Return the listing below word for word.

DATA SUPPLIED:

------------------------

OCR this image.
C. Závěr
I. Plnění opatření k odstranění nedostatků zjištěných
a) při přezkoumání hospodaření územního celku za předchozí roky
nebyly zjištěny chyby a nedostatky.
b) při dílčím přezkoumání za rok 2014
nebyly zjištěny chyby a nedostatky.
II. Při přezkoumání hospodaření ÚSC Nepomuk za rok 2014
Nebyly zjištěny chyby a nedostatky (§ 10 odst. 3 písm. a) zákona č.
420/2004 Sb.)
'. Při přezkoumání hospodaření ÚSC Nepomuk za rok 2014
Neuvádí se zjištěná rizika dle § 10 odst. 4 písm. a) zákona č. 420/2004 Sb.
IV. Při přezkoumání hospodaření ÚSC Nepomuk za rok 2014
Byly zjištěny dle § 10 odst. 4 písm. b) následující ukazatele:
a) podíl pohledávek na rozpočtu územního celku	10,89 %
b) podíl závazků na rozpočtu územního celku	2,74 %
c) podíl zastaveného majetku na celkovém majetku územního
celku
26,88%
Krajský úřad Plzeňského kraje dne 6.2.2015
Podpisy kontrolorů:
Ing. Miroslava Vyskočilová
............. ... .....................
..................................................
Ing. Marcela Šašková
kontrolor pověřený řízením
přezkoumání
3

------------------------

WRITTEN ANSWER:
OCR this image.
C. Závěr
I. Plnění opatření k odstranění nedostatků zjištěných
a) při přezkoumání hospodaření územního celku za předchozí roky
nebyly zjištěny chyby a nedostatky.
b) při dílčím přezkoumání za rok 2014
nebyly zjištěny chyby a nedostatky.
II. Při přezkoumání hospodaření ÚSC Nepomuk za rok 2014
Nebyly zjištěny chyby a nedostatky (§ 10 odst. 3 písm. a) zákona č.
420/2004 Sb.)
'. Při přezkoumání hospodaření ÚSC Nepomuk za rok 2014
Neuvádí se zjištěná rizika dle § 10 odst. 4 písm. a) zákona č. 420/2004 Sb.
IV. Při přezkoumání hospodaření ÚSC Nepomuk za rok 2014
Byly zjištěny dle § 10 odst. 4 písm. b) následující ukazatele:
a) podíl pohledávek na rozpočtu územního celku	10,89 %
b) podíl závazků na rozpočtu územního celku	2,74 %
c) podíl zastaveného majetku na celkovém majetku územního
celku
26,88%
Krajský úřad Plzeňského kraje dne 6.2.2015
Podpisy kontrolorů:
Ing. Miroslava Vyskočilová
............. ... .....................
..................................................
Ing. Marcela Šašková
kontrolor pověřený řízením
přezkoumání
3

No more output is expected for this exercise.